| Dataset extract |
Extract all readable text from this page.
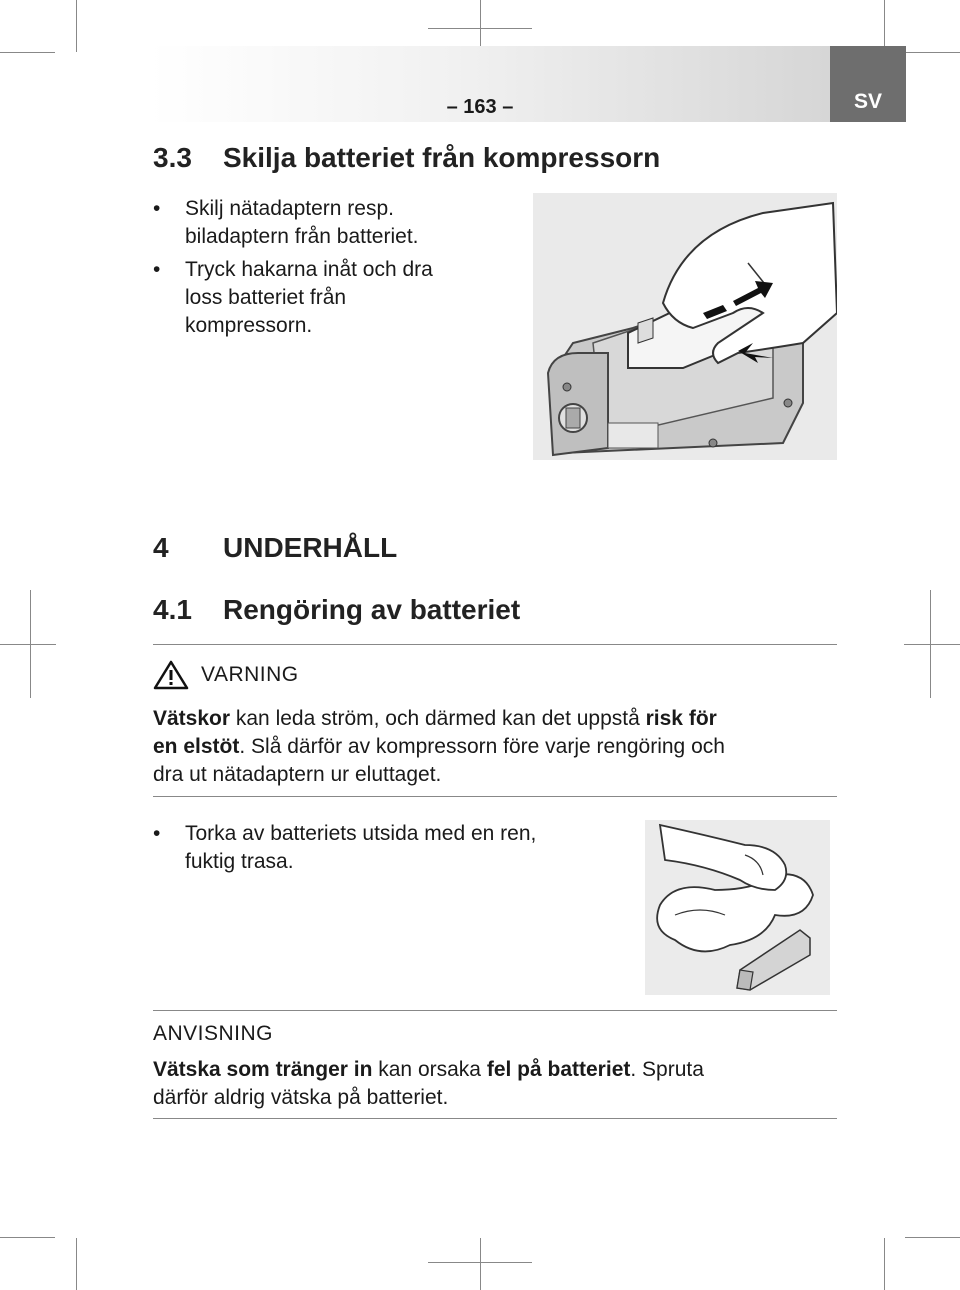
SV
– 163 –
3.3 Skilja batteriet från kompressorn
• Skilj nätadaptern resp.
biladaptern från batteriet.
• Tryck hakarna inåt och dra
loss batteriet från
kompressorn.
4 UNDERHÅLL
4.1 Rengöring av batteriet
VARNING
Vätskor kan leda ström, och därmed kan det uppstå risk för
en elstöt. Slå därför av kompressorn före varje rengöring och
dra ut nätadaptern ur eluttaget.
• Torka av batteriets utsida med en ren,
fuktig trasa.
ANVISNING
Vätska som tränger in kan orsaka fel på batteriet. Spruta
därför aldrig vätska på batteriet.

| Request |
Copy out every line of the listing that includes the string "från".

| The solution |
3.3 Skilja batteriet från kompressorn
biladaptern från batteriet.
loss batteriet från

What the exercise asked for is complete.